This is a mutation function, making it an externally callable endpoint that can modify the database. Its purpose is to allow clients (like the frontend) to submit actions into the simulation. It receives a worldId, the name of the action (e.g., ‘startConversation’), and an args object containing the parameters for that action. It then passes this information directly to the insertInput function, which handles the logic of creating a new inputs record in the database for the engine to process later.

export const sendInput = mutation({
  args: {
    worldId: v.id('worlds'),
    name: v.string(),
    args: v.any(),
  },
  handler: async (ctx, args) => {
    return await insertInput(ctx, args.worldId, args.name as any, args.args);
  },
});

inputStatus(ctx, args)

This is a query function, an externally callable read-only endpoint. It’s used by clients to check on the status of an action they previously submitted via sendInput. It takes an inputId and retrieves the corresponding record from the inputs table. It then returns the returnValue field of that record, which contains the result of the completed action. If no value is present yet, it returns null.

export const inputStatus = query({
  args: {
    inputId: v.id('inputs'),
  },
  handler: async (ctx, args) => {
    const input = await ctx.db.get(args.inputId);
    if (!input) {
      throw new Error(`Invalid input ID: ${args.inputId}`);
    }
    return input.returnValue ?? null;
  },
});

● Record extracts:
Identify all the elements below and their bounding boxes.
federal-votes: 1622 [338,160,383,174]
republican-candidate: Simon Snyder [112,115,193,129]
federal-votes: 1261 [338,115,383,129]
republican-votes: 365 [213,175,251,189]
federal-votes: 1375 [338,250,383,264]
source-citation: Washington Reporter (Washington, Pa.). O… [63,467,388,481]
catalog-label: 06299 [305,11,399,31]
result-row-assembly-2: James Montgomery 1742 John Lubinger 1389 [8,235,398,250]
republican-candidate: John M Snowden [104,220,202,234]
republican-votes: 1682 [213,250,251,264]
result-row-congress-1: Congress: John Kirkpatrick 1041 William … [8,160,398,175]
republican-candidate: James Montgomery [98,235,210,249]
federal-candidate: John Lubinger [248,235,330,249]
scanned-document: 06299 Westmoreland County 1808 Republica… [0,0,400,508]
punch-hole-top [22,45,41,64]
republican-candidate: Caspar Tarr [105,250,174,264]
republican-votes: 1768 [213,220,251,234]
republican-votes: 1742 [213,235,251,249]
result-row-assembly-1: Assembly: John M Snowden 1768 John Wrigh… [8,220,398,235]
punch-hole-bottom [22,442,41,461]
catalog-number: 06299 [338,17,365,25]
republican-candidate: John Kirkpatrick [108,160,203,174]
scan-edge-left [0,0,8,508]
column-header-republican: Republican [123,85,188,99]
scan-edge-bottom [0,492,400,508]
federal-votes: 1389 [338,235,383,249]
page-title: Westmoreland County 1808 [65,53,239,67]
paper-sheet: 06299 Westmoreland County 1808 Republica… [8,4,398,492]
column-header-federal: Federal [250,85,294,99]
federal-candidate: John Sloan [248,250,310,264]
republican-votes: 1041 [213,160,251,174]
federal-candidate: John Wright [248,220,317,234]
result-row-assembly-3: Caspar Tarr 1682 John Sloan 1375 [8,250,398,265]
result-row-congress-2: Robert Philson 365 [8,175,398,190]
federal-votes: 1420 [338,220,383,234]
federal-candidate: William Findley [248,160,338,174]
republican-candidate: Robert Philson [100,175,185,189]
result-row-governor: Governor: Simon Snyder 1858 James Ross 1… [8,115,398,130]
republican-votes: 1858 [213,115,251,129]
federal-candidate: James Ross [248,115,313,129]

● Tasks to perform:
A: In two sentences, summarize the passage on sendInput and inputStatus.
B: Reproduce word for word the part of the passage on sendInput and inputStatus that starts at the words "export const sendInput" and stops after the words "inputStatus(ctx, args)".

● Task results:
A: The sendInput mutation is an externally callable endpoint that receives a worldId, an action name, and an args object and passes them to insertInput, which creates a new inputs record for the engine to process later. The inputStatus query is a read-only endpoint that clients use to check a previously submitted action: it retrieves the inputs record for a given inputId and returns its returnValue field, or null if no value is present yet.

B:
export const sendInput = mutation({
  args: {
    worldId: v.id('worlds'),
    name: v.string(),
    args: v.any(),
  },
  handler: async (ctx, args) => {
    return await insertInput(ctx, args.worldId, args.name as any, args.args);
  },
});

inputStatus(ctx, args)